Stated exercise:
Pull out every line below holding the word "this".

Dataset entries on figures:
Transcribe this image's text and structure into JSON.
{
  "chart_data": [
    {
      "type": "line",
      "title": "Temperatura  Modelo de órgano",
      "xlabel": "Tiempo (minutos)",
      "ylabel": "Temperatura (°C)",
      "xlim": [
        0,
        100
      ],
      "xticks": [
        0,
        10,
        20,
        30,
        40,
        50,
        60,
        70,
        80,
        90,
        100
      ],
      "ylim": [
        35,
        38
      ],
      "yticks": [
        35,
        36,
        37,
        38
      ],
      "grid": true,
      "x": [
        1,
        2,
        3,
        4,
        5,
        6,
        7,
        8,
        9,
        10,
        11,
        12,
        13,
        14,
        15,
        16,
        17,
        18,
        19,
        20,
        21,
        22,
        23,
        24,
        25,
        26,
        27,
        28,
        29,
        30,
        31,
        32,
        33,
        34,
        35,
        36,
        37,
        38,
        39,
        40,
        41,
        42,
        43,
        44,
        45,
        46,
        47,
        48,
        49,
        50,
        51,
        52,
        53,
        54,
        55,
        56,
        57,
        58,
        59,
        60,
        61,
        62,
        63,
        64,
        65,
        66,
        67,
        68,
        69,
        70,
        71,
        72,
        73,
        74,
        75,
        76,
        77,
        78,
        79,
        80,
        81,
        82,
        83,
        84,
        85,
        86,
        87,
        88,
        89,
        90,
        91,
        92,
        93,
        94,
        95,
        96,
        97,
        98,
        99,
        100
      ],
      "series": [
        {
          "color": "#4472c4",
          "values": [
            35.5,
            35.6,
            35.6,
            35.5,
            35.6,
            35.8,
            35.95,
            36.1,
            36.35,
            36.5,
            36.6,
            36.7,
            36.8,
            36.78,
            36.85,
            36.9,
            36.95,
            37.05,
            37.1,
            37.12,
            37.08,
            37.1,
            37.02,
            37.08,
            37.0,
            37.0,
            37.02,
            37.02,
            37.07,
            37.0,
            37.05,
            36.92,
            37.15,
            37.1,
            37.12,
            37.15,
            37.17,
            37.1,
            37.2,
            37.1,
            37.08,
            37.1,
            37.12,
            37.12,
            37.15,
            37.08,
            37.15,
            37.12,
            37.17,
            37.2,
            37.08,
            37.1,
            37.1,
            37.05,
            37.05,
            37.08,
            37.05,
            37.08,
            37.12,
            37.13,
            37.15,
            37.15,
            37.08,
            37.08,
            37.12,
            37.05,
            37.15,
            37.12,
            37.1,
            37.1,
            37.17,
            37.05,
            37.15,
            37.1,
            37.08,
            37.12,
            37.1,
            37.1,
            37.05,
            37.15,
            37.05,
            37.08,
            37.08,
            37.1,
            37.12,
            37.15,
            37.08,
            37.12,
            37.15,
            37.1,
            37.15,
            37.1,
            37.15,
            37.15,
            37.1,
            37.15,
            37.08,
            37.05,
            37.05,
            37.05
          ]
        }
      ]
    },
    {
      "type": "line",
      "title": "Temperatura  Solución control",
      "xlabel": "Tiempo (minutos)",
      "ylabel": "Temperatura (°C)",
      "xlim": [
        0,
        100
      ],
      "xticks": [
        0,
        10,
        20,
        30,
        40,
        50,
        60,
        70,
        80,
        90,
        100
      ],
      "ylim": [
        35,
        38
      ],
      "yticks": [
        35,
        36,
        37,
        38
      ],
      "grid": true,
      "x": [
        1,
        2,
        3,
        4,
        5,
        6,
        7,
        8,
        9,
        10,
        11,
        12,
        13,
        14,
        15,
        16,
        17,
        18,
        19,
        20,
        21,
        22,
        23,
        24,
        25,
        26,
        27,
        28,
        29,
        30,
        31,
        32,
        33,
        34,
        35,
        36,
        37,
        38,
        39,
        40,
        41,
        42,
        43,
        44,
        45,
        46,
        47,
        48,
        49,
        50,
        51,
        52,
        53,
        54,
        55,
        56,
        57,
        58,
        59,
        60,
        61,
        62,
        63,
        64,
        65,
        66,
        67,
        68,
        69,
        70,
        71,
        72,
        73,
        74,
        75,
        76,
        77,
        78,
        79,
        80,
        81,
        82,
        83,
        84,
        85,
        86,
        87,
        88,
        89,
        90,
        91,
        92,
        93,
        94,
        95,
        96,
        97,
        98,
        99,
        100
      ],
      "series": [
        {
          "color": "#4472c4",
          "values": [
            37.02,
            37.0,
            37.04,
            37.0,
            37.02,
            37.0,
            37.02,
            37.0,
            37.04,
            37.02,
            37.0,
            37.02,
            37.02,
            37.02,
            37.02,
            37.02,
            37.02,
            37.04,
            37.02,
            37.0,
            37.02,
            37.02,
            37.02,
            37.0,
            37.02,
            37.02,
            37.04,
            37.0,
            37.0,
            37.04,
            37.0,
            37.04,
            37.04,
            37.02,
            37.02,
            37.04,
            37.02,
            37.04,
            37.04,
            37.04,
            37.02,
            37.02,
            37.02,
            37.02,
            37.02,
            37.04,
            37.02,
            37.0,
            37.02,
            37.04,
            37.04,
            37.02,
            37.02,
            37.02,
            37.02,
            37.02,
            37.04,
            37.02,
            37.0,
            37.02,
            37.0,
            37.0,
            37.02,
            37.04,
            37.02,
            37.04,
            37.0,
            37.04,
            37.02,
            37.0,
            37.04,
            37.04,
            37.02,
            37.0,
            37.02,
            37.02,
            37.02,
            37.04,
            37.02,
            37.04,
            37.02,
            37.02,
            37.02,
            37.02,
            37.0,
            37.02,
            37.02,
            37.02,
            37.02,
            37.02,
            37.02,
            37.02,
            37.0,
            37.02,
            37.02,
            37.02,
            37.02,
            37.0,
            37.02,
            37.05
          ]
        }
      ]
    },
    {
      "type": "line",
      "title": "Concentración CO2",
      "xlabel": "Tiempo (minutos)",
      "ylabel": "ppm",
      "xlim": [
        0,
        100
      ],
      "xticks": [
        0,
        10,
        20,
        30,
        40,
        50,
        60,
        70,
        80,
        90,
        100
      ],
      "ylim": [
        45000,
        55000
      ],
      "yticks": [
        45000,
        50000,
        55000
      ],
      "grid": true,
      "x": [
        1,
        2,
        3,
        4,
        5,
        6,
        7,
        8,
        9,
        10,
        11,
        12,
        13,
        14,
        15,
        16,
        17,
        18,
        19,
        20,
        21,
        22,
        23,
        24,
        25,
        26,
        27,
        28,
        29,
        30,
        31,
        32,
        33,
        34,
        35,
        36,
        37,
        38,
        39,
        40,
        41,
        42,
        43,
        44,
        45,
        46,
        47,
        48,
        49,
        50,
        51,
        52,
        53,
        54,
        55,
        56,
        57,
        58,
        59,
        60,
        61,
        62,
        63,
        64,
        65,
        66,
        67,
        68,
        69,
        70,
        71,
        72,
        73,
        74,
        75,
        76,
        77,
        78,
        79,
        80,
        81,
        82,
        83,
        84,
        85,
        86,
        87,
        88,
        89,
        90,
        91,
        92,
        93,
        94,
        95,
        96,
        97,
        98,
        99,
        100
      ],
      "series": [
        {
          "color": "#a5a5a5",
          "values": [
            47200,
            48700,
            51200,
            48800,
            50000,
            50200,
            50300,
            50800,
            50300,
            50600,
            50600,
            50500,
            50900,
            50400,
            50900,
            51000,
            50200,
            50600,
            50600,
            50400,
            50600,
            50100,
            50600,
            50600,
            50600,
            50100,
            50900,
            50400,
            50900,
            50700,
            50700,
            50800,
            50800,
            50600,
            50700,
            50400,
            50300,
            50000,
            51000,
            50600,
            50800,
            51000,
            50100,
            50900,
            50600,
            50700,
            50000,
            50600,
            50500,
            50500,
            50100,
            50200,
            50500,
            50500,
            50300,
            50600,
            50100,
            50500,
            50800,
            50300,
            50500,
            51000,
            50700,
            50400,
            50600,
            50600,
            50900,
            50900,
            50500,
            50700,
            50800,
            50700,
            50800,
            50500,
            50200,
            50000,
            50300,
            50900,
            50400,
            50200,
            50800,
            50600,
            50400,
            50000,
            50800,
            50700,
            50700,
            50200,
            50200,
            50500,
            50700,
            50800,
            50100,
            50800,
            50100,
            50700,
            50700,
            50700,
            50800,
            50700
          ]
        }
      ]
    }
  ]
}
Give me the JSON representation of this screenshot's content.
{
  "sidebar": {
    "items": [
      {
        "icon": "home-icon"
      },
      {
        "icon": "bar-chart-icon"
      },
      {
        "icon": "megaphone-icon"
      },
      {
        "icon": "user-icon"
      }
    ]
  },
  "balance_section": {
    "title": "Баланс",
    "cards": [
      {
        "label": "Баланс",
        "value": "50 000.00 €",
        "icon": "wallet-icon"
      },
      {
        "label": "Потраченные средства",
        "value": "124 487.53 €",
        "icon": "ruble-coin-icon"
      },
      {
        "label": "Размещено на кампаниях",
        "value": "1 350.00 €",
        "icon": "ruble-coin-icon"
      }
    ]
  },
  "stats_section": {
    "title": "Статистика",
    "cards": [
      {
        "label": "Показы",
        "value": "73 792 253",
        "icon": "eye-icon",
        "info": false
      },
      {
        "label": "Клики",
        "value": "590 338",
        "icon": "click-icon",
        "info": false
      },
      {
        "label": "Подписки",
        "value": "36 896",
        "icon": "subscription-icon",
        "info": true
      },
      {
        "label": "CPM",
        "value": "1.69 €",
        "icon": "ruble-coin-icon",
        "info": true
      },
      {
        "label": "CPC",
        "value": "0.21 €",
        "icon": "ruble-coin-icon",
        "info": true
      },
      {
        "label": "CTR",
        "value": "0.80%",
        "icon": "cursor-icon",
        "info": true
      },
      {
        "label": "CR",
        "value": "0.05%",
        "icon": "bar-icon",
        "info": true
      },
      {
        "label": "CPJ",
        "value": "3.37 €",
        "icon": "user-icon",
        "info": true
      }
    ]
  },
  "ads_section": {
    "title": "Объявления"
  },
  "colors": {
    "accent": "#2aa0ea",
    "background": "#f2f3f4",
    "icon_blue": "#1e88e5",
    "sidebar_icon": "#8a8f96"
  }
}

Written response:
Transcribe this image's text and structure into JSON.
Give me the JSON representation of this screenshot's content.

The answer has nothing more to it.